* [EXERCISE OBJECTIVE]: In the material below, list every line carrying the string "color".
-------
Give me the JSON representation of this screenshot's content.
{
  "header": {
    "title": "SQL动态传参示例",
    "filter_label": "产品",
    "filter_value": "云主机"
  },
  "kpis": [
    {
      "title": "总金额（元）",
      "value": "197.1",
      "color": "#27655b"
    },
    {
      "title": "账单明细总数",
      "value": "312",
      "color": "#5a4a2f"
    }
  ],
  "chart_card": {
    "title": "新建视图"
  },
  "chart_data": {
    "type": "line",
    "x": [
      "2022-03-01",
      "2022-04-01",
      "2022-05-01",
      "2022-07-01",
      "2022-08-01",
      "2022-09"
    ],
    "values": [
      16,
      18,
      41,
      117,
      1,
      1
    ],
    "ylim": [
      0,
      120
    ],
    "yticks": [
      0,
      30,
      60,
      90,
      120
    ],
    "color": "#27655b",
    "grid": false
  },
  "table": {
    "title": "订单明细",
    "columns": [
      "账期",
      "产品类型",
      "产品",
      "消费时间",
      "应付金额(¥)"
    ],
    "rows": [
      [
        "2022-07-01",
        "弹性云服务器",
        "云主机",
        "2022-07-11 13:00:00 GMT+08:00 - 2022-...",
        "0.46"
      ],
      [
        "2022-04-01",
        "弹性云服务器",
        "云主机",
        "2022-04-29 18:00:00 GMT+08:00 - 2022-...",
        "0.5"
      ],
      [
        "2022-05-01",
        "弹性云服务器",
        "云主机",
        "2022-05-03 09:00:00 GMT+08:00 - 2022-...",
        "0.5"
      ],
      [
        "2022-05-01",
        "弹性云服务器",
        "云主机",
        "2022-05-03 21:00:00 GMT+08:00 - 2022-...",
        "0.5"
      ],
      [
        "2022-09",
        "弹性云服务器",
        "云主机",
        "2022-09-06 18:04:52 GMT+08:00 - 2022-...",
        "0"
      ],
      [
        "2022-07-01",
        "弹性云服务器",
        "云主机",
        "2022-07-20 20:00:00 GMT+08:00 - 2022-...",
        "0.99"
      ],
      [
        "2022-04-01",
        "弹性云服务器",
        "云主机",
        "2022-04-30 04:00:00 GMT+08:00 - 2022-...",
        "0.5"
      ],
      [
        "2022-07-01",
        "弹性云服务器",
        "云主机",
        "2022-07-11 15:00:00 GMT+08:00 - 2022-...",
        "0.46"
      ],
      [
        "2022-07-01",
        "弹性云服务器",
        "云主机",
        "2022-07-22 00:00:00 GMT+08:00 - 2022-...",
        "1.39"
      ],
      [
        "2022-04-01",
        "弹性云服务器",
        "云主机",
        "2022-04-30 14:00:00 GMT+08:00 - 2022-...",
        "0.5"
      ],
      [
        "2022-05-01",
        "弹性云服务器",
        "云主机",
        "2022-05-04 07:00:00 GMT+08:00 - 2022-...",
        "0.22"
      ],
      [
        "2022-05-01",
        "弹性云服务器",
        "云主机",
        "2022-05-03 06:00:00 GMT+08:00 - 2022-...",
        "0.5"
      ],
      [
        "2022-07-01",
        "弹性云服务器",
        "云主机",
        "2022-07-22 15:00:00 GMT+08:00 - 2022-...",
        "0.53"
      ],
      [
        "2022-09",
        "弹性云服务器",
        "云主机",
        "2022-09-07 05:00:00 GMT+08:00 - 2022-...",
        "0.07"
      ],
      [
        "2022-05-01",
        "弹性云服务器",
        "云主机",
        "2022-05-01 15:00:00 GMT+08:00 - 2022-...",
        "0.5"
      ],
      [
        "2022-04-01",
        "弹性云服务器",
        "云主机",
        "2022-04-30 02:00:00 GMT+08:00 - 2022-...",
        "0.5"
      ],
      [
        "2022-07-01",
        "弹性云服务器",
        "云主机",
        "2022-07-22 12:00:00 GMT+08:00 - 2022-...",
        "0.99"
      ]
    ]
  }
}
-------
* [SOLUTION]:
      "color": "#27655b"
      "color": "#5a4a2f"
    "color": "#27655b",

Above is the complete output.